◆ Dataset records ◆
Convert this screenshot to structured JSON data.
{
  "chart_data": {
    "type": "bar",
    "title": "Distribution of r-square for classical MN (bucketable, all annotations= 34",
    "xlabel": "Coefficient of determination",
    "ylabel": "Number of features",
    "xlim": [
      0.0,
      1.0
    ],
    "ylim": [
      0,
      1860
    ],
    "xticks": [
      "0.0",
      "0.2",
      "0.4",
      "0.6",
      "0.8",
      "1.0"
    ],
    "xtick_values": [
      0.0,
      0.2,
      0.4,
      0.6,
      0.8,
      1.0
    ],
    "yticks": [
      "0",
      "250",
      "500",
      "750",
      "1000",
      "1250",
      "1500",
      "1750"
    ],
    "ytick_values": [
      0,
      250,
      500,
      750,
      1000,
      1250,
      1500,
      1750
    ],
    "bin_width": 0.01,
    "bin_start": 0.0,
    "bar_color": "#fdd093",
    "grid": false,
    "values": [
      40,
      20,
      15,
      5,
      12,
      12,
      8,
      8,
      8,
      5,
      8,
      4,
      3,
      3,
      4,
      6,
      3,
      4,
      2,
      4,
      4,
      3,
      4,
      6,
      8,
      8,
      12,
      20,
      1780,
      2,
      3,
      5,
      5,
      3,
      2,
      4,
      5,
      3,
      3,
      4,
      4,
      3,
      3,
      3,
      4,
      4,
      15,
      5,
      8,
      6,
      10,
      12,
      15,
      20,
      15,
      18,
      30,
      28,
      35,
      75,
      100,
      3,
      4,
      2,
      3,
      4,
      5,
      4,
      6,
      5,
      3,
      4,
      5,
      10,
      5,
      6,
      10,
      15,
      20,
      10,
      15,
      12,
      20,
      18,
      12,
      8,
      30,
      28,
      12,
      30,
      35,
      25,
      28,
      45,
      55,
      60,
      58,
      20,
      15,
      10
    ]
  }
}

◆ Problem details ◆
Would you copy out each line exactly as written?

◆ Exercise solution ◆
Convert this screenshot to structured JSON data.
{
  "chart_data": {
    "type": "bar",
    "title": "Distribution of r-square for classical MN (bucketable, all annotations= 34",
    "xlabel": "Coefficient of determination",
    "ylabel": "Number of features",
    "xlim": [
      0.0,
      1.0
    ],
    "ylim": [
      0,
      1860
    ],
    "xticks": [
      "0.0",
      "0.2",
      "0.4",
      "0.6",
      "0.8",
      "1.0"
    ],
    "xtick_values": [
      0.0,
      0.2,
      0.4,
      0.6,
      0.8,
      1.0
    ],
    "yticks": [
      "0",
      "250",
      "500",
      "750",
      "1000",
      "1250",
      "1500",
      "1750"
    ],
    "ytick_values": [
      0,
      250,
      500,
      750,
      1000,
      1250,
      1500,
      1750
    ],
    "bin_width": 0.01,
    "bin_start": 0.0,
    "bar_color": "#fdd093",
    "grid": false,
    "values": [
      40,
      20,
      15,
      5,
      12,
      12,
      8,
      8,
      8,
      5,
      8,
      4,
      3,
      3,
      4,
      6,
      3,
      4,
      2,
      4,
      4,
      3,
      4,
      6,
      8,
      8,
      12,
      20,
      1780,
      2,
      3,
      5,
      5,
      3,
      2,
      4,
      5,
      3,
      3,
      4,
      4,
      3,
      3,
      3,
      4,
      4,
      15,
      5,
      8,
      6,
      10,
      12,
      15,
      20,
      15,
      18,
      30,
      28,
      35,
      75,
      100,
      3,
      4,
      2,
      3,
      4,
      5,
      4,
      6,
      5,
      3,
      4,
      5,
      10,
      5,
      6,
      10,
      15,
      20,
      10,
      15,
      12,
      20,
      18,
      12,
      8,
      30,
      28,
      12,
      30,
      35,
      25,
      28,
      45,
      55,
      60,
      58,
      20,
      15,
      10
    ]
  }
}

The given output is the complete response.